[Dataset records]
===============

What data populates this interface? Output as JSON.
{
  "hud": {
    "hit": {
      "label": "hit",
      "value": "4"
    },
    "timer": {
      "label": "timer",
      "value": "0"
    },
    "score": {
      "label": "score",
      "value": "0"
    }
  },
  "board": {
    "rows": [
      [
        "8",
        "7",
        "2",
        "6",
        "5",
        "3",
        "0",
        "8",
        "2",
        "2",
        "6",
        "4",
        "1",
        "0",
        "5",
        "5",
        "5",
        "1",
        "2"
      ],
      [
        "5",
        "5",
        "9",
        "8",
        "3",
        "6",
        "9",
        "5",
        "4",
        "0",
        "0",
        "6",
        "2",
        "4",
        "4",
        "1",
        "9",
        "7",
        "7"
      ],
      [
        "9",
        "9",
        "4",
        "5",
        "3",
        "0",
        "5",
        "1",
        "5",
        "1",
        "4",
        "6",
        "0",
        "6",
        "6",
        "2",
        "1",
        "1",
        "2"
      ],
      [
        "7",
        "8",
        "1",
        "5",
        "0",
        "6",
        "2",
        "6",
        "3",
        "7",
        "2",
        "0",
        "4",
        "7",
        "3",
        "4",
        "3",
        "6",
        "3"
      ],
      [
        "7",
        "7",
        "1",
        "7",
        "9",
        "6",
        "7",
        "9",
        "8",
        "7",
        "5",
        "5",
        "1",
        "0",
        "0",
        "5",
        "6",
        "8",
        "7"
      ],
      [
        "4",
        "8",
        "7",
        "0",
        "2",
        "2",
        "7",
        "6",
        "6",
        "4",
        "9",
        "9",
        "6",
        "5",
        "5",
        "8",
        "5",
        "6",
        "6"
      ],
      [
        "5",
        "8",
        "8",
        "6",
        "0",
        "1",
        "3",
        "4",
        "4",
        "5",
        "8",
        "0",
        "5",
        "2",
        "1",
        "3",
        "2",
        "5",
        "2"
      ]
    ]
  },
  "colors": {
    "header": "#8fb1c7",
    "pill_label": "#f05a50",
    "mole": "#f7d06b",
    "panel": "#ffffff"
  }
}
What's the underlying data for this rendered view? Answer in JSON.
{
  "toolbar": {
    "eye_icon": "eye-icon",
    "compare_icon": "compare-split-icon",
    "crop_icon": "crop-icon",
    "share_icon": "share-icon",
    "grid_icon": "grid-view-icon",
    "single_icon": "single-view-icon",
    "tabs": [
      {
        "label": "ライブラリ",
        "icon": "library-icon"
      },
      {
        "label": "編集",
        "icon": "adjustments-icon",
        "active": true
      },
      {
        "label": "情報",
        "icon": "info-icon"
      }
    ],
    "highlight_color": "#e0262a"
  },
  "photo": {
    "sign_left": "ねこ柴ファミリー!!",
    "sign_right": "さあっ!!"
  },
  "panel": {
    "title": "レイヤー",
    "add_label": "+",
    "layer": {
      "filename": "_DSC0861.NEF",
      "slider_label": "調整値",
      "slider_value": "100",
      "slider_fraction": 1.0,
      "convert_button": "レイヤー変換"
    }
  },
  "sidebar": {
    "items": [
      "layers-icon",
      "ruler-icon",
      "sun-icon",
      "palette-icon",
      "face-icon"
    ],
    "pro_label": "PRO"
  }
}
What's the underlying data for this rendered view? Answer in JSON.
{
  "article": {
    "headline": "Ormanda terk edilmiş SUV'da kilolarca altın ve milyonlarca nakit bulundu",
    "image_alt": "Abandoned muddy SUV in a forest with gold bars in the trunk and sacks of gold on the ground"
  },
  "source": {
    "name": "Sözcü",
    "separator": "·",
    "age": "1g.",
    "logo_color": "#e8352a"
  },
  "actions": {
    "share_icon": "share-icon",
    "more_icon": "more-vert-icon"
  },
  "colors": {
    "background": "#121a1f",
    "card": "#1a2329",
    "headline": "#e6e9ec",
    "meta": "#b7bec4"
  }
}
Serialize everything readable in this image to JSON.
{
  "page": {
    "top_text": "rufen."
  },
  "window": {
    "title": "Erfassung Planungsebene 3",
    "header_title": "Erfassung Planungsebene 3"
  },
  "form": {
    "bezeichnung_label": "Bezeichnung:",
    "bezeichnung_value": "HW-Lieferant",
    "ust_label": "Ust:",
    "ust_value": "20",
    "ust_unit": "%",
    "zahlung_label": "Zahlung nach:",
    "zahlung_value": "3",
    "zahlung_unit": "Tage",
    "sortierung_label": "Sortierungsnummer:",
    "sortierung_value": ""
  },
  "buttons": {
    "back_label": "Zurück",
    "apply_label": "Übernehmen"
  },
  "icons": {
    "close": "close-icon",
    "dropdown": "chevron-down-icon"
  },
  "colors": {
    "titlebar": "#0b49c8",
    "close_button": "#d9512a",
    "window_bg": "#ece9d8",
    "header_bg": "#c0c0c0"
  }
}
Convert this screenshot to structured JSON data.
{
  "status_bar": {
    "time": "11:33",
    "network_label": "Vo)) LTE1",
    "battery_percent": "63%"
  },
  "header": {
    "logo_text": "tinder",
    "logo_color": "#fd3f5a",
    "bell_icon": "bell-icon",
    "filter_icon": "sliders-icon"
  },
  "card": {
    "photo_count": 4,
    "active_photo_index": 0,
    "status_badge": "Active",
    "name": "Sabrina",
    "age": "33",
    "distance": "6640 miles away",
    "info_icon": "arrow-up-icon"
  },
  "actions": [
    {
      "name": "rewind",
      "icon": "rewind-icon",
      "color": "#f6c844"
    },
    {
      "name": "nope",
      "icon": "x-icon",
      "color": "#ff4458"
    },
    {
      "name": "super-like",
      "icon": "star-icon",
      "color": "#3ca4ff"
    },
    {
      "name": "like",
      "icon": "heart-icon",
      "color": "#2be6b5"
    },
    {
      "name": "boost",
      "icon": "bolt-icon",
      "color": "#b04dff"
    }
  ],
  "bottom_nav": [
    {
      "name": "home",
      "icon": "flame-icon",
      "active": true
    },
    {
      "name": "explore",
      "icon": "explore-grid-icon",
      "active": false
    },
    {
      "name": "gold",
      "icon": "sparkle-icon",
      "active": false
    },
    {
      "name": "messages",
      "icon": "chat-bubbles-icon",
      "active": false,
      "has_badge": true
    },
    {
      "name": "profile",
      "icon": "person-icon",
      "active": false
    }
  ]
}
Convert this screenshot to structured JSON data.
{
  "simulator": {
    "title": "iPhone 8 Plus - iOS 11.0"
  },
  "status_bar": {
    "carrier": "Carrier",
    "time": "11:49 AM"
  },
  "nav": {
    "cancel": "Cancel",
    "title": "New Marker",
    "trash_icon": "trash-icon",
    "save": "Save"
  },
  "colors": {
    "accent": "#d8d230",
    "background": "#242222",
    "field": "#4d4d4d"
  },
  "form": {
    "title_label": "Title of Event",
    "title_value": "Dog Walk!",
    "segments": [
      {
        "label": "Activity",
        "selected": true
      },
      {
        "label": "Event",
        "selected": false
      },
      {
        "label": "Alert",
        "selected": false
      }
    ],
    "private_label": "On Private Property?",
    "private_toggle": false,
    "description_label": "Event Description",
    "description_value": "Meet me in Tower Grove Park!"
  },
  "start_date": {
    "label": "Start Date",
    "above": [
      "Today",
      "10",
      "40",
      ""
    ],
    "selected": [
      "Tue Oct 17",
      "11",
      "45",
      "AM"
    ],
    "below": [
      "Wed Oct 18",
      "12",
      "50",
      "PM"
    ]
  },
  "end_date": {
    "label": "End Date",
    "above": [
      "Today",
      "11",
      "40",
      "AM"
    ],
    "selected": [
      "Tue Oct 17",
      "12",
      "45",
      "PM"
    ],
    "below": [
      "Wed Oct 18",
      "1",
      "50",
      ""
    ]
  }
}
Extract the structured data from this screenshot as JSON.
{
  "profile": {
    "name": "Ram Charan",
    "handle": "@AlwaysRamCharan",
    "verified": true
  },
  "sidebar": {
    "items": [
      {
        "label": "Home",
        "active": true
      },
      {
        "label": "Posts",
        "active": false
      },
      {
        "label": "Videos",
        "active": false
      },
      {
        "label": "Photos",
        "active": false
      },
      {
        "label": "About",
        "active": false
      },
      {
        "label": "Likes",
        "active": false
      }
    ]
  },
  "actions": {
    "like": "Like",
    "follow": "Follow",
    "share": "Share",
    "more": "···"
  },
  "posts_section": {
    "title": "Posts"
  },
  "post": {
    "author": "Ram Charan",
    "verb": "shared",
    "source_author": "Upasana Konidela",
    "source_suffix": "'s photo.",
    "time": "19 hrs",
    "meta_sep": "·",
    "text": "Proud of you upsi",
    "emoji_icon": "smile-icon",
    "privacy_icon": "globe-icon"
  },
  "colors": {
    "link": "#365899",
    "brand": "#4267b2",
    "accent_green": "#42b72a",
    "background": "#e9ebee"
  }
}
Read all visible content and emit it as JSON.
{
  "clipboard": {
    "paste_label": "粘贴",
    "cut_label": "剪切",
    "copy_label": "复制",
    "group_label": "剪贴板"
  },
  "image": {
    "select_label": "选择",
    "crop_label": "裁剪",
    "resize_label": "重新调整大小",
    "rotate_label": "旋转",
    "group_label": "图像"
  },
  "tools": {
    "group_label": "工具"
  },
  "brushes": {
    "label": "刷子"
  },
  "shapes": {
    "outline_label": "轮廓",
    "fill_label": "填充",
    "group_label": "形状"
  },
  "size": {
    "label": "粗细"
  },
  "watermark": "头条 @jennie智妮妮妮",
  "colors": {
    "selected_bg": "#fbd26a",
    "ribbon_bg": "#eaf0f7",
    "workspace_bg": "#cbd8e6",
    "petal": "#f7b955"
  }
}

===============

GOAL: Copy every line from the records above that contains the word "grid".

FINAL RESULT:
    "grid_icon": "grid-view-icon",
      "icon": "explore-grid-icon",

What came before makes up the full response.